# Start of EXCERPTED DATA
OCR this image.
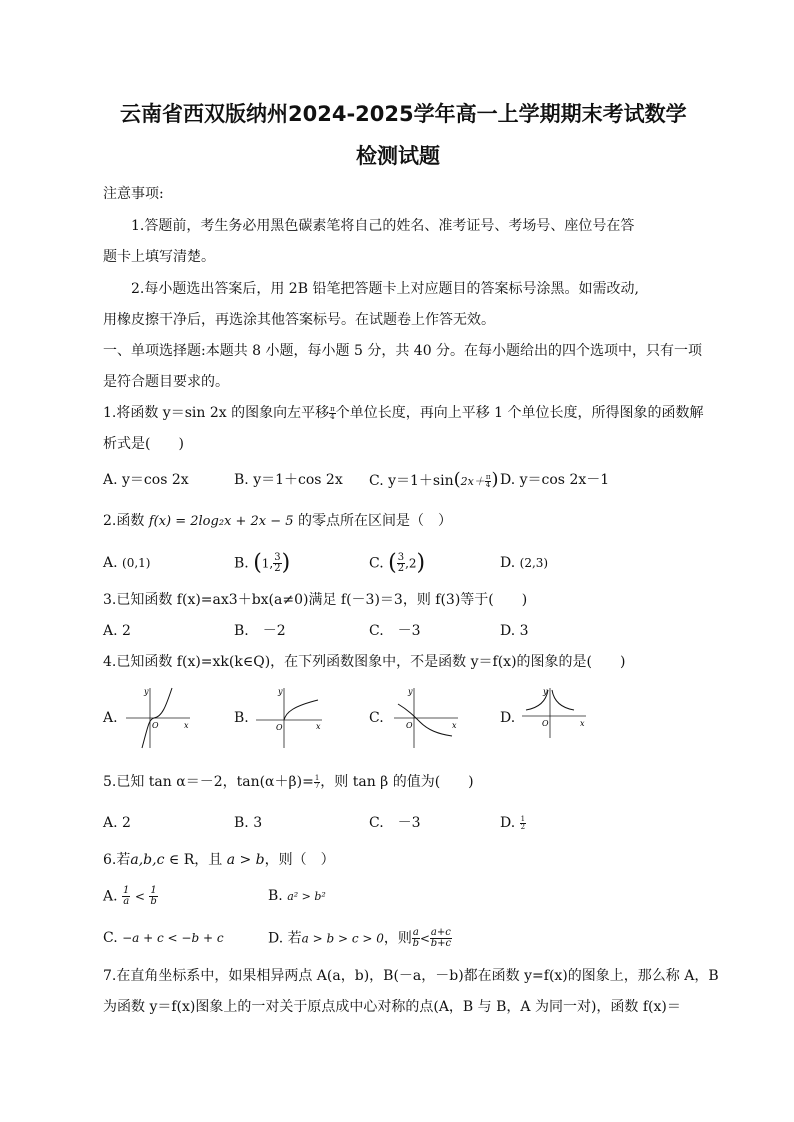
云南省西双版纳州2024-2025学年高一上学期期末考试数学
检测试题
注意事项:
1.答题前，考生务必用黑色碳素笔将自己的姓名、准考证号、考场号、座位号在答
题卡上填写清楚。
2.每小题选出答案后，用 2B 铅笔把答题卡上对应题目的答案标号涂黑。如需改动,
用橡皮擦干净后，再选涂其他答案标号。在试题卷上作答无效。
一、单项选择题:本题共 8 小题，每小题 5 分，共 40 分。在每小题给出的四个选项中，只有一项
是符合题目要求的。
1.将函数 y＝sin 2x 的图象向左平移 $\frac{\pi}{4}$ 个单位长度，再向上平移 1 个单位长度，所得图象的函数解
析式是(　　)
A. y＝cos 2x	B. y＝1＋cos 2x C. $y=1+\sin(2x+ \frac{\pi}{4}$ ) D. y＝cos 2x－1
2.函数 f(x) = 2log₂x + 2x − 5 的零点所在区间是（　）
A. (0,1)	B. (1, $\frac{3}{2}$ )	C. ( $\frac{3}{2} ,2$)	D. (2,3)
3.已知函数 f(x)=ax3＋bx(a≠0)满足 f(－3)＝3，则 f(3)等于(　　)
A. 2	B.　－2	C.　－3	D. 3
4.已知函数 f(x)=xk(k∈Q)，在下列函数图象中，不是函数 y＝f(x)的图象的是(　　)
A.	B.	C.	D.
y
x
O
y
x
O
y
x
O
y
x
O
5.已知 tan α＝－2，$\tan(\alpha+\beta)= \frac{1}{7}$ ，则 tan β 的值为(　　)
A. 2	B. 3	C.　－3	D. $\frac{1}{2}$
6.若a,b,c ∈ R，且 a > b，则（　）
A. $\frac{1}{a} < \frac{1}{b}$	B. a² > b²
C. −a + c < −b + c	D. 若a > b > c > 0，则 $\frac{a}{b} < \frac{a+c}{b+c}$
7.在直角坐标系中，如果相异两点 A(a，b)，B(－a，－b)都在函数 y=f(x)的图象上，那么称 A，B
为函数 y＝f(x)图象上的一对关于原点成中心对称的点(A，B 与 B，A 为同一对)，函数 f(x)＝
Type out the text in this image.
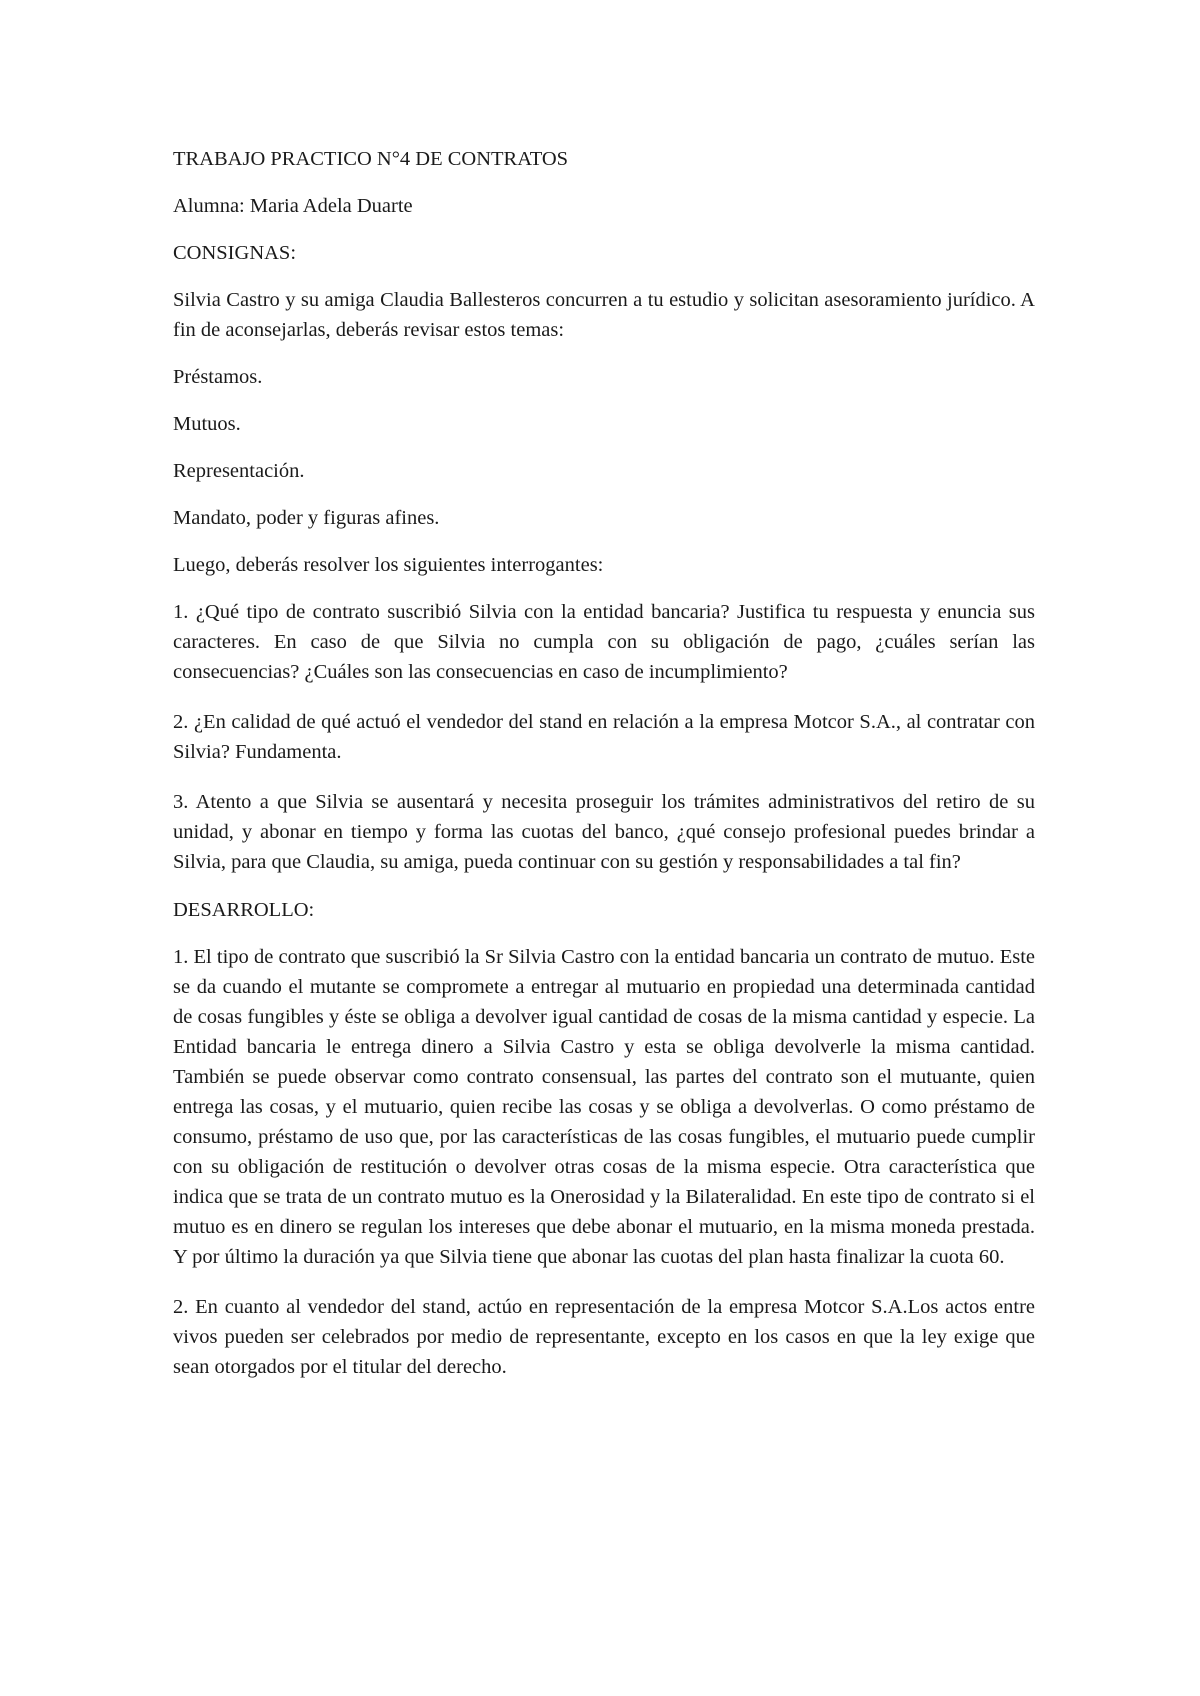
TRABAJO PRACTICO N°4 DE CONTRATOS

Alumna: Maria Adela Duarte

CONSIGNAS:

Silvia Castro y su amiga Claudia Ballesteros concurren a tu estudio y solicitan asesoramiento jurídico. A fin de aconsejarlas, deberás revisar estos temas:

Préstamos.

Mutuos.

Representación.

Mandato, poder y figuras afines.

Luego, deberás resolver los siguientes interrogantes:

1. ¿Qué tipo de contrato suscribió Silvia con la entidad bancaria? Justifica tu respuesta y enuncia sus caracteres. En caso de que Silvia no cumpla con su obligación de pago, ¿cuáles serían las consecuencias? ¿Cuáles son las consecuencias en caso de incumplimiento?

2. ¿En calidad de qué actuó el vendedor del stand en relación a la empresa Motcor S.A., al contratar con Silvia? Fundamenta.

3. Atento a que Silvia se ausentará y necesita proseguir los trámites administrativos del retiro de su unidad, y abonar en tiempo y forma las cuotas del banco, ¿qué consejo profesional puedes brindar a Silvia, para que Claudia, su amiga, pueda continuar con su gestión y responsabilidades a tal fin?

DESARROLLO:

1. El tipo de contrato que suscribió la Sr Silvia Castro con la entidad bancaria un contrato de mutuo. Este se da cuando el mutante se compromete a entregar al mutuario en propiedad una determinada cantidad de cosas fungibles y éste se obliga a devolver igual cantidad de cosas de la misma cantidad y especie. La Entidad bancaria le entrega dinero a Silvia Castro y esta se obliga devolverle la misma cantidad. También se puede observar como contrato consensual, las partes del contrato son el mutuante, quien entrega las cosas, y el mutuario, quien recibe las cosas y se obliga a devolverlas. O como préstamo de consumo, préstamo de uso que, por las características de las cosas fungibles, el mutuario puede cumplir con su obligación de restitución o devolver otras cosas de la misma especie. Otra característica que indica que se trata de un contrato mutuo es la Onerosidad y la Bilateralidad. En este tipo de contrato si el mutuo es en dinero se regulan los intereses que debe abonar el mutuario, en la misma moneda prestada. Y por último la duración ya que Silvia tiene que abonar las cuotas del plan hasta finalizar la cuota 60.

2. En cuanto al vendedor del stand, actúo en representación de la empresa Motcor S.A.Los actos entre vivos pueden ser celebrados por medio de representante, excepto en los casos en que la ley exige que sean otorgados por el titular del derecho.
# End of EXCERPTED DATA
● **EXERCISE REQUIREMENTS**: Identify the lines in the entries that hold "empresa" and return each one.

● **RESULT FOR THIS TASK**:
2. ¿En calidad de qué actuó el vendedor del stand en relación a la empresa Motcor S.A., al contratar con Silvia? Fundamenta.
2. En cuanto al vendedor del stand, actúo en representación de la empresa Motcor S.A.Los actos entre vivos pueden ser celebrados por medio de representante, excepto en los casos en que la ley exige que sean otorgados por el titular del derecho.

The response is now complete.